[STATED EXERCISE] Every line below must be reproduced exactly. Copy them all.

--- SUPPLIED RECORDS ---

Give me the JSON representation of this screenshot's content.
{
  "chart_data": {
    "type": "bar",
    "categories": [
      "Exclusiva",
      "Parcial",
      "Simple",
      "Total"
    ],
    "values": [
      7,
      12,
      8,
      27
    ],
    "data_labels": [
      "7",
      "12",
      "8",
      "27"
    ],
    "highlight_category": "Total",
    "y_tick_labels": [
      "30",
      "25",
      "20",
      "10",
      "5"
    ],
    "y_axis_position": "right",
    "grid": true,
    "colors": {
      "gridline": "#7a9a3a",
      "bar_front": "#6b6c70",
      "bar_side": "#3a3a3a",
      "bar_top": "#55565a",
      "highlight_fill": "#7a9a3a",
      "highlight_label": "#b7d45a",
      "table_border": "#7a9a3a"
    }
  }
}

---

[RESULT]
Give me the JSON representation of this screenshot's content.
{
  "chart_data": {
    "type": "bar",
    "categories": [
      "Exclusiva",
      "Parcial",
      "Simple",
      "Total"
    ],
    "values": [
      7,
      12,
      8,
      27
    ],
    "data_labels": [
      "7",
      "12",
      "8",
      "27"
    ],
    "highlight_category": "Total",
    "y_tick_labels": [
      "30",
      "25",
      "20",
      "10",
      "5"
    ],
    "y_axis_position": "right",
    "grid": true,
    "colors": {
      "gridline": "#7a9a3a",
      "bar_front": "#6b6c70",
      "bar_side": "#3a3a3a",
      "bar_top": "#55565a",
      "highlight_fill": "#7a9a3a",
      "highlight_label": "#b7d45a",
      "table_border": "#7a9a3a"
    }
  }
}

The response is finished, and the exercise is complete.